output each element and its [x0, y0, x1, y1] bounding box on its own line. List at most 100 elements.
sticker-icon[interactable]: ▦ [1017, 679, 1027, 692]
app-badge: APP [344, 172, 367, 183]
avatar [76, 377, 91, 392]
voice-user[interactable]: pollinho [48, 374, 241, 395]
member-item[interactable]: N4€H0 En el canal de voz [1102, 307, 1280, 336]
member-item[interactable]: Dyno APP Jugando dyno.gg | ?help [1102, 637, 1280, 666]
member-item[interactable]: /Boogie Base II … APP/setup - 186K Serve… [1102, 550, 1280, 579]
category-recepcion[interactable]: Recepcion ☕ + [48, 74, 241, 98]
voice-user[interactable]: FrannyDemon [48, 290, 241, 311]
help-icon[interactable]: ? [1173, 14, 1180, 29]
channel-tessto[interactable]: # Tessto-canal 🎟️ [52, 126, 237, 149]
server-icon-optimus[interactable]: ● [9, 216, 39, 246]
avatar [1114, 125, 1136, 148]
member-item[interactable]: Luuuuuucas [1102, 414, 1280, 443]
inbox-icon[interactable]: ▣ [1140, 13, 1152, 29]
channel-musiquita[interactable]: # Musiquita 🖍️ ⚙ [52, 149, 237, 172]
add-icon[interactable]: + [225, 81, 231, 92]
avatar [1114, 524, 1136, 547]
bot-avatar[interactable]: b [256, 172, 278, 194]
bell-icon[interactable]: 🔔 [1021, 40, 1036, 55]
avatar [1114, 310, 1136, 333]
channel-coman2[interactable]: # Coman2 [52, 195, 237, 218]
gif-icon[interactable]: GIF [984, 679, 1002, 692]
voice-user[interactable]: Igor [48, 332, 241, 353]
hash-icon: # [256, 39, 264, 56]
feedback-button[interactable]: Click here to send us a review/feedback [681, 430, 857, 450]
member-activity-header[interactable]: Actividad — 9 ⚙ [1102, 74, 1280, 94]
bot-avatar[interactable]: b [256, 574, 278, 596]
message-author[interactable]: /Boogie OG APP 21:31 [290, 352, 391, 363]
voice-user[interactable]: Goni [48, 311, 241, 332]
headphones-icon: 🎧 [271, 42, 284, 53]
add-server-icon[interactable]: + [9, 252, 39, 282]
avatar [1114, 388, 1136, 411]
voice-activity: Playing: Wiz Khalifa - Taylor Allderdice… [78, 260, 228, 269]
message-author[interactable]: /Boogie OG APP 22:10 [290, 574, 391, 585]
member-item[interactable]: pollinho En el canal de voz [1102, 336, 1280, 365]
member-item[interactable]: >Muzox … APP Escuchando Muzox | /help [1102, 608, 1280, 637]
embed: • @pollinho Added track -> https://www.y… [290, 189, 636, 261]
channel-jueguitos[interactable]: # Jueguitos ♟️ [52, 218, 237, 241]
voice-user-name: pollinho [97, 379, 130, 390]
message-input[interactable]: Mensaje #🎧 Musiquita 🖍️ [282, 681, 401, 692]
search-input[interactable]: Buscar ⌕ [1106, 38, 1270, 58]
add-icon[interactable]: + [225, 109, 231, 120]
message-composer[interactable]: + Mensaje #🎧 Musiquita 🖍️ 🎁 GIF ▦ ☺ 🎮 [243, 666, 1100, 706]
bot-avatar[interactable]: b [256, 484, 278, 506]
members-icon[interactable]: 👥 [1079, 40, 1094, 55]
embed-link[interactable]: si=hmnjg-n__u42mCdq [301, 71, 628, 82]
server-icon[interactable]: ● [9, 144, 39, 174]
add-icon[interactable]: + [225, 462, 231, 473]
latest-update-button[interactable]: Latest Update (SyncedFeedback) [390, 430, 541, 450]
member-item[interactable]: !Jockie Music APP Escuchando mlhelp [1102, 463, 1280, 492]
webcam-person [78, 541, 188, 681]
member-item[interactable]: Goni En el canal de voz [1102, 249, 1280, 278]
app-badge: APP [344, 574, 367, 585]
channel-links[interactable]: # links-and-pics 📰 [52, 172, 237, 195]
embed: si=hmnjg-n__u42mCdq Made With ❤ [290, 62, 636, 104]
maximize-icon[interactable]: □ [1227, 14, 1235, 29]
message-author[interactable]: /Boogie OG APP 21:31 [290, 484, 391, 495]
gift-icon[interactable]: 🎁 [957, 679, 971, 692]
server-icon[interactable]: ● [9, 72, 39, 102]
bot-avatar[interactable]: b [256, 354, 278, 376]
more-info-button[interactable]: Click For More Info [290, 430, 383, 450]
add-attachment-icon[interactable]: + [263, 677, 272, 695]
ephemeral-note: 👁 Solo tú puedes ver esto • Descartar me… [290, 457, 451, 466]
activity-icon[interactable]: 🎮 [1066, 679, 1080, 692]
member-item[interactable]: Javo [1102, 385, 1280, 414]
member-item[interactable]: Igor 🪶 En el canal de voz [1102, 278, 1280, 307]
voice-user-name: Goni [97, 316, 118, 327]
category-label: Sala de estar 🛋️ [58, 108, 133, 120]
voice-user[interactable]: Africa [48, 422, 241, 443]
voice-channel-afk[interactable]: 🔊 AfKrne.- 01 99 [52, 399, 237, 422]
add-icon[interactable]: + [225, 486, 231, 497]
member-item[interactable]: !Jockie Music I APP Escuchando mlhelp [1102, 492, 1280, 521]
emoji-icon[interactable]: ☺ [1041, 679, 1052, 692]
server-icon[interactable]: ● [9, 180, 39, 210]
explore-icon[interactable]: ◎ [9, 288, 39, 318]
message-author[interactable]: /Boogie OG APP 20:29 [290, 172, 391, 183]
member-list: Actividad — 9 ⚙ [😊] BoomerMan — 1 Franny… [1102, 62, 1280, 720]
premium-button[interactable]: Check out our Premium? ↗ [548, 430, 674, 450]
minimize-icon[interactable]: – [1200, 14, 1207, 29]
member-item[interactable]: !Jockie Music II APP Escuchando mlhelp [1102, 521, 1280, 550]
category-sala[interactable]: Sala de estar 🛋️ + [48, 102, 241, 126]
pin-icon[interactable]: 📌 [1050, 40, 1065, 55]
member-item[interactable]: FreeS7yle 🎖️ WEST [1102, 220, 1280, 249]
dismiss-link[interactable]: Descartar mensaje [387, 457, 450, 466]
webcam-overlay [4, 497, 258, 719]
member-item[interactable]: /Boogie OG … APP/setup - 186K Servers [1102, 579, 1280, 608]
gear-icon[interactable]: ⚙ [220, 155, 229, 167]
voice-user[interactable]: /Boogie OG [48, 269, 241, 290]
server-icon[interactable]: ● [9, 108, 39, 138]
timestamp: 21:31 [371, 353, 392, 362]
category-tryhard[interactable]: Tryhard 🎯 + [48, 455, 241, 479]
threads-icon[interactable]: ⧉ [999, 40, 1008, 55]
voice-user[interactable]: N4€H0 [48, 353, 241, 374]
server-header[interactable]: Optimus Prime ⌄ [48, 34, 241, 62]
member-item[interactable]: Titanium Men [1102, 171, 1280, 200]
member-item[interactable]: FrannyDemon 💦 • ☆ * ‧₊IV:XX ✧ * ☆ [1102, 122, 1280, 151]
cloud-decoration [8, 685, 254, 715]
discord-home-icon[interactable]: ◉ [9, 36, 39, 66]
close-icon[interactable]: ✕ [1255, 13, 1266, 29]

================================

▶ **INSTRUCTION**:
Reproduce every entry above line for line, with no changes.

▶ **EXERCISE RESULT**:
output each element and its [x0, y0, x1, y1] bounding box on its own line. List at most 100 elements.
sticker-icon[interactable]: ▦ [1017, 679, 1027, 692]
app-badge: APP [344, 172, 367, 183]
avatar [76, 377, 91, 392]
voice-user[interactable]: pollinho [48, 374, 241, 395]
member-item[interactable]: N4€H0 En el canal de voz [1102, 307, 1280, 336]
member-item[interactable]: Dyno APP Jugando dyno.gg | ?help [1102, 637, 1280, 666]
member-item[interactable]: /Boogie Base II … APP/setup - 186K Serve… [1102, 550, 1280, 579]
category-recepcion[interactable]: Recepcion ☕ + [48, 74, 241, 98]
voice-user[interactable]: FrannyDemon [48, 290, 241, 311]
help-icon[interactable]: ? [1173, 14, 1180, 29]
channel-tessto[interactable]: # Tessto-canal 🎟️ [52, 126, 237, 149]
server-icon-optimus[interactable]: ● [9, 216, 39, 246]
avatar [1114, 125, 1136, 148]
member-item[interactable]: Luuuuuucas [1102, 414, 1280, 443]
inbox-icon[interactable]: ▣ [1140, 13, 1152, 29]
channel-musiquita[interactable]: # Musiquita 🖍️ ⚙ [52, 149, 237, 172]
add-icon[interactable]: + [225, 81, 231, 92]
avatar [1114, 524, 1136, 547]
bot-avatar[interactable]: b [256, 172, 278, 194]
bell-icon[interactable]: 🔔 [1021, 40, 1036, 55]
avatar [1114, 310, 1136, 333]
channel-coman2[interactable]: # Coman2 [52, 195, 237, 218]
gif-icon[interactable]: GIF [984, 679, 1002, 692]
voice-user[interactable]: Igor [48, 332, 241, 353]
hash-icon: # [256, 39, 264, 56]
feedback-button[interactable]: Click here to send us a review/feedback [681, 430, 857, 450]
member-activity-header[interactable]: Actividad — 9 ⚙ [1102, 74, 1280, 94]
bot-avatar[interactable]: b [256, 574, 278, 596]
message-author[interactable]: /Boogie OG APP 21:31 [290, 352, 391, 363]
voice-user[interactable]: Goni [48, 311, 241, 332]
headphones-icon: 🎧 [271, 42, 284, 53]
add-server-icon[interactable]: + [9, 252, 39, 282]
avatar [1114, 388, 1136, 411]
voice-activity: Playing: Wiz Khalifa - Taylor Allderdice… [78, 260, 228, 269]
message-author[interactable]: /Boogie OG APP 22:10 [290, 574, 391, 585]
member-item[interactable]: pollinho En el canal de voz [1102, 336, 1280, 365]
member-item[interactable]: >Muzox … APP Escuchando Muzox | /help [1102, 608, 1280, 637]
embed: • @pollinho Added track -> https://www.y… [290, 189, 636, 261]
channel-jueguitos[interactable]: # Jueguitos ♟️ [52, 218, 237, 241]
voice-user-name: pollinho [97, 379, 130, 390]
message-input[interactable]: Mensaje #🎧 Musiquita 🖍️ [282, 681, 401, 692]
search-input[interactable]: Buscar ⌕ [1106, 38, 1270, 58]
add-icon[interactable]: + [225, 109, 231, 120]
message-composer[interactable]: + Mensaje #🎧 Musiquita 🖍️ 🎁 GIF ▦ ☺ 🎮 [243, 666, 1100, 706]
bot-avatar[interactable]: b [256, 484, 278, 506]
members-icon[interactable]: 👥 [1079, 40, 1094, 55]
embed-link[interactable]: si=hmnjg-n__u42mCdq [301, 71, 628, 82]
server-icon[interactable]: ● [9, 144, 39, 174]
add-icon[interactable]: + [225, 462, 231, 473]
latest-update-button[interactable]: Latest Update (SyncedFeedback) [390, 430, 541, 450]
member-item[interactable]: !Jockie Music APP Escuchando mlhelp [1102, 463, 1280, 492]
webcam-person [78, 541, 188, 681]
member-item[interactable]: Goni En el canal de voz [1102, 249, 1280, 278]
app-badge: APP [344, 574, 367, 585]
channel-links[interactable]: # links-and-pics 📰 [52, 172, 237, 195]
embed: si=hmnjg-n__u42mCdq Made With ❤ [290, 62, 636, 104]
maximize-icon[interactable]: □ [1227, 14, 1235, 29]
message-author[interactable]: /Boogie OG APP 21:31 [290, 484, 391, 495]
gift-icon[interactable]: 🎁 [957, 679, 971, 692]
server-icon[interactable]: ● [9, 72, 39, 102]
bot-avatar[interactable]: b [256, 354, 278, 376]
more-info-button[interactable]: Click For More Info [290, 430, 383, 450]
add-attachment-icon[interactable]: + [263, 677, 272, 695]
ephemeral-note: 👁 Solo tú puedes ver esto • Descartar me… [290, 457, 451, 466]
activity-icon[interactable]: 🎮 [1066, 679, 1080, 692]
member-item[interactable]: Javo [1102, 385, 1280, 414]
member-item[interactable]: Igor 🪶 En el canal de voz [1102, 278, 1280, 307]
voice-user-name: Goni [97, 316, 118, 327]
category-label: Sala de estar 🛋️ [58, 108, 133, 120]
voice-user[interactable]: Africa [48, 422, 241, 443]
voice-channel-afk[interactable]: 🔊 AfKrne.- 01 99 [52, 399, 237, 422]
add-icon[interactable]: + [225, 486, 231, 497]
member-item[interactable]: !Jockie Music I APP Escuchando mlhelp [1102, 492, 1280, 521]
emoji-icon[interactable]: ☺ [1041, 679, 1052, 692]
server-icon[interactable]: ● [9, 180, 39, 210]
explore-icon[interactable]: ◎ [9, 288, 39, 318]
message-author[interactable]: /Boogie OG APP 20:29 [290, 172, 391, 183]
member-list: Actividad — 9 ⚙ [😊] BoomerMan — 1 Franny… [1102, 62, 1280, 720]
premium-button[interactable]: Check out our Premium? ↗ [548, 430, 674, 450]
minimize-icon[interactable]: – [1200, 14, 1207, 29]
member-item[interactable]: !Jockie Music II APP Escuchando mlhelp [1102, 521, 1280, 550]
category-sala[interactable]: Sala de estar 🛋️ + [48, 102, 241, 126]
pin-icon[interactable]: 📌 [1050, 40, 1065, 55]
member-item[interactable]: FreeS7yle 🎖️ WEST [1102, 220, 1280, 249]
dismiss-link[interactable]: Descartar mensaje [387, 457, 450, 466]
webcam-overlay [4, 497, 258, 719]
member-item[interactable]: /Boogie OG … APP/setup - 186K Servers [1102, 579, 1280, 608]
gear-icon[interactable]: ⚙ [220, 155, 229, 167]
voice-user[interactable]: /Boogie OG [48, 269, 241, 290]
server-icon[interactable]: ● [9, 108, 39, 138]
timestamp: 21:31 [371, 353, 392, 362]
category-tryhard[interactable]: Tryhard 🎯 + [48, 455, 241, 479]
threads-icon[interactable]: ⧉ [999, 40, 1008, 55]
voice-user[interactable]: N4€H0 [48, 353, 241, 374]
server-header[interactable]: Optimus Prime ⌄ [48, 34, 241, 62]
member-item[interactable]: Titanium Men [1102, 171, 1280, 200]
member-item[interactable]: FrannyDemon 💦 • ☆ * ‧₊IV:XX ✧ * ☆ [1102, 122, 1280, 151]
cloud-decoration [8, 685, 254, 715]
discord-home-icon[interactable]: ◉ [9, 36, 39, 66]
close-icon[interactable]: ✕ [1255, 13, 1266, 29]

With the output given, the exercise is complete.